SET EXERCISE: Copy out every line containing the word "Output".

RECORDS PROVIDED:
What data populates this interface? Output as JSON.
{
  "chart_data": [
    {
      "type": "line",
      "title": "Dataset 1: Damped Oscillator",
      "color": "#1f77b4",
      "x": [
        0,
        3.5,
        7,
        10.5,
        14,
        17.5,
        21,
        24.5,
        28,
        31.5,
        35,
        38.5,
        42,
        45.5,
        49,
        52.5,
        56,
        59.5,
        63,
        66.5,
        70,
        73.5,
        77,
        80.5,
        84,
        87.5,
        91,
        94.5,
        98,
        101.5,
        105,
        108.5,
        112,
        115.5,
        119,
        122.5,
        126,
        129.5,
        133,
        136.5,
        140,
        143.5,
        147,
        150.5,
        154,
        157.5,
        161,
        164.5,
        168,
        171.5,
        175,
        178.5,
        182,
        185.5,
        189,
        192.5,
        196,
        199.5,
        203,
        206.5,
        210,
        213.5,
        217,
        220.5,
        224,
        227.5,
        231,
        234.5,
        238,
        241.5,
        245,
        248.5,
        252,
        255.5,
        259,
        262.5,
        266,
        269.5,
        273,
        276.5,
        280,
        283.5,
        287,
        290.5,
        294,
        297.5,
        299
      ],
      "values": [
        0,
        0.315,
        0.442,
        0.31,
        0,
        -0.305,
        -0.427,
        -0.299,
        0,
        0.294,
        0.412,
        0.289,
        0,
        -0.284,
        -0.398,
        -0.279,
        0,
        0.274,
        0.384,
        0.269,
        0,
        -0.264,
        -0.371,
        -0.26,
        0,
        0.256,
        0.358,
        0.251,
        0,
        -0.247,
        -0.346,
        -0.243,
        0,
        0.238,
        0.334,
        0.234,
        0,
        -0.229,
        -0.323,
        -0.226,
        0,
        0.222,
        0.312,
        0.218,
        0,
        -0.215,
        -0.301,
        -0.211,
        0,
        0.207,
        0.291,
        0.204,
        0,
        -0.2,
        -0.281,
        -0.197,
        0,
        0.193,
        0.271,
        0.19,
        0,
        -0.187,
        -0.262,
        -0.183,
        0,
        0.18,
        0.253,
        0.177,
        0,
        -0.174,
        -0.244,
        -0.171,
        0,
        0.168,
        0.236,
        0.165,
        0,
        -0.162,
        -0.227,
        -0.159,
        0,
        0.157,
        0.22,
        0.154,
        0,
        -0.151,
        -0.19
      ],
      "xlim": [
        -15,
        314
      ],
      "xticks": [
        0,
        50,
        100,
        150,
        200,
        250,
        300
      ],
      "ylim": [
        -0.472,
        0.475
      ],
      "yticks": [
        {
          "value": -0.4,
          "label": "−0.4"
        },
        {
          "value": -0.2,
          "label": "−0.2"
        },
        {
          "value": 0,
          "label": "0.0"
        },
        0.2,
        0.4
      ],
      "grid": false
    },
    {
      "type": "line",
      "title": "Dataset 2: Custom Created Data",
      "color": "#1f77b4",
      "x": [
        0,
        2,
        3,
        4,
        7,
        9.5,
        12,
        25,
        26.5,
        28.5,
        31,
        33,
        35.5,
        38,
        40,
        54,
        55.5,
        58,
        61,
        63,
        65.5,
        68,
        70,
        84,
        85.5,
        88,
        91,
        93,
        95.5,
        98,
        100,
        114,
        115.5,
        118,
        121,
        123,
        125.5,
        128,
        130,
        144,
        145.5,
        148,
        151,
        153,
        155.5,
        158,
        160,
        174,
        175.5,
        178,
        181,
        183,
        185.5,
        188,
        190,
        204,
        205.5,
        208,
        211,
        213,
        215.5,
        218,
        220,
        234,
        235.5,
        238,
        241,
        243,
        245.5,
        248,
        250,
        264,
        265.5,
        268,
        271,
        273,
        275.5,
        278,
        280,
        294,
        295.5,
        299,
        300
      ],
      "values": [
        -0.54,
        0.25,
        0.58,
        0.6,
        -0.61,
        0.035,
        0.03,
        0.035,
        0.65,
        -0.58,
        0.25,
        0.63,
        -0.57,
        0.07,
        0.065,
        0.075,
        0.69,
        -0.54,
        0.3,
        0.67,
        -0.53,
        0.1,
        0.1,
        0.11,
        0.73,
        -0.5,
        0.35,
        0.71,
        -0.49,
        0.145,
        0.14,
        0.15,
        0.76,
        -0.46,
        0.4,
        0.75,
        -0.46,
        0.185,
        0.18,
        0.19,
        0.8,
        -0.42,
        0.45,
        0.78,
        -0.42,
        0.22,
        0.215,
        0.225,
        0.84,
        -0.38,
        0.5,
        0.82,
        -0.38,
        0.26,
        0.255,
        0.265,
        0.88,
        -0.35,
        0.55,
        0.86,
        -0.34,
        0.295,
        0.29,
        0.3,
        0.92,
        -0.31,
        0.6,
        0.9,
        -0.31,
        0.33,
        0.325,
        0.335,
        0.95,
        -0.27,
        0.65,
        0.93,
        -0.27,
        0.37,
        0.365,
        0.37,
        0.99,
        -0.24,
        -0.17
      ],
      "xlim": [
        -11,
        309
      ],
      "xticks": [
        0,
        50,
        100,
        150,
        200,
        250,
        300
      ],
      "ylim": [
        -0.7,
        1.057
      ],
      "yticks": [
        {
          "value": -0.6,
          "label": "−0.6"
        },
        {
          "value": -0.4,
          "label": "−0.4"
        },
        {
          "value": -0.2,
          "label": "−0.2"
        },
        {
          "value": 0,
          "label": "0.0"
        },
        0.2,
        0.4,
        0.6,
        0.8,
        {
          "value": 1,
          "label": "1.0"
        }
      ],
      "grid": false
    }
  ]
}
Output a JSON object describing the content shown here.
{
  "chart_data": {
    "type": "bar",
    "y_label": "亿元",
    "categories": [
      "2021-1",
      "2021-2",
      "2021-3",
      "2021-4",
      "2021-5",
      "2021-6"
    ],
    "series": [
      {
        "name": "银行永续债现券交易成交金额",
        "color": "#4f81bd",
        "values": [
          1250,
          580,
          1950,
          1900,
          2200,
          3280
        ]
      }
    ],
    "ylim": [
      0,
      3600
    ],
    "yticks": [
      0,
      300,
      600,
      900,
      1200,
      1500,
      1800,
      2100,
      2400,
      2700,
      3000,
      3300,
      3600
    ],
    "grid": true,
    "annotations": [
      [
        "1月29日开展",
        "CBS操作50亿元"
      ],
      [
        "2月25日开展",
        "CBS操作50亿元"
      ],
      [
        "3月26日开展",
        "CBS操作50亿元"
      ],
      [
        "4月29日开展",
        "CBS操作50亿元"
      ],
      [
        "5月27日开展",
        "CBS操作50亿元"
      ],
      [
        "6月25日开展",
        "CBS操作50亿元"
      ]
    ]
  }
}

TASK SOLUTION:
What data populates this interface? Output as JSON.
Output a JSON object describing the content shown here.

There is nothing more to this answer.